Problem requirements |
Can you find the lines of the listing that include "below" and copy every one?

Saved entries |
>> START

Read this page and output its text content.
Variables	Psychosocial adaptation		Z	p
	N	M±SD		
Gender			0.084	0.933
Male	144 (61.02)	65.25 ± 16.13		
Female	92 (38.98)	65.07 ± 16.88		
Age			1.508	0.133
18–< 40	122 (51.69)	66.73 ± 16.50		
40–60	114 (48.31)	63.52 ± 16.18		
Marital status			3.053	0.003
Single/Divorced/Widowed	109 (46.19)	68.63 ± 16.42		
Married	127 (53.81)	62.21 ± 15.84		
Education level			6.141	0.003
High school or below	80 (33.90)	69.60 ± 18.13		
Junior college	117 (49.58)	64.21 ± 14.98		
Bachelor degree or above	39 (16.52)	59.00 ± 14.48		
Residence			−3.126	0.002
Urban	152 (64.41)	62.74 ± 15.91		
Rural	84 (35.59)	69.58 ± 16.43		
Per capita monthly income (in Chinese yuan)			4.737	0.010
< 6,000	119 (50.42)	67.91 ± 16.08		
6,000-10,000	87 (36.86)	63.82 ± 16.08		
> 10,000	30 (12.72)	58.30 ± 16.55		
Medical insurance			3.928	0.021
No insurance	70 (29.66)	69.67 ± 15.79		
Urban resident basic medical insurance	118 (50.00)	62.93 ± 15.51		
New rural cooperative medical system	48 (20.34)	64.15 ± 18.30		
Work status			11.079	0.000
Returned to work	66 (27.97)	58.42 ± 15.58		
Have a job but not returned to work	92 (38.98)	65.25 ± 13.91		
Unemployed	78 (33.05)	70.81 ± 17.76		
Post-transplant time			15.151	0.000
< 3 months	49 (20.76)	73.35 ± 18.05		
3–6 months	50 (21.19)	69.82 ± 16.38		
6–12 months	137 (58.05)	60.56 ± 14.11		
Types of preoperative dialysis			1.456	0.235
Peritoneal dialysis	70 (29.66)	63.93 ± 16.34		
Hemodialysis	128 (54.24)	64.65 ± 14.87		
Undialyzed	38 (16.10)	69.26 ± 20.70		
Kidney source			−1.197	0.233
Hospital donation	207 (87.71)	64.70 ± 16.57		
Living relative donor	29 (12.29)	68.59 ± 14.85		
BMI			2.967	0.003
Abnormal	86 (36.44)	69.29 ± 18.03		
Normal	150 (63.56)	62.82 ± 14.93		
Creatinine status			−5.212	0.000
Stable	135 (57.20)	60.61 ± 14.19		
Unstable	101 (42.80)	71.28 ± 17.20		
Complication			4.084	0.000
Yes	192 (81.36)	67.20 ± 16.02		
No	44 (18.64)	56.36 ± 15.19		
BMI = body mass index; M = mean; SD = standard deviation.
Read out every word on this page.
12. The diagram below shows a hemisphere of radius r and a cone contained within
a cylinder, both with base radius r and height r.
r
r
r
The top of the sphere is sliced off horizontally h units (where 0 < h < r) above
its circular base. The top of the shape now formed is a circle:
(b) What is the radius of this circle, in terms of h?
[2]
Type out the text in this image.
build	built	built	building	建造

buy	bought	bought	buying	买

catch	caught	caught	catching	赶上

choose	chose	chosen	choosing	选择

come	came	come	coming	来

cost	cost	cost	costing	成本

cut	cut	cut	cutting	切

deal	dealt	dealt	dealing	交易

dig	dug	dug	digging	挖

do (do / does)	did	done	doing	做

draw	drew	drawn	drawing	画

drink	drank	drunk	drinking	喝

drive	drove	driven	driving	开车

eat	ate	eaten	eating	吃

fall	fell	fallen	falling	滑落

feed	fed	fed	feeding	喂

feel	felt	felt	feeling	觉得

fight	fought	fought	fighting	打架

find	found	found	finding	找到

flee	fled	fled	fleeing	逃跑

>> END

Response for this exercise |
High school or below	80 (33.90)	69.60 ± 18.13		
12. The diagram below shows a hemisphere of radius r and a cone contained within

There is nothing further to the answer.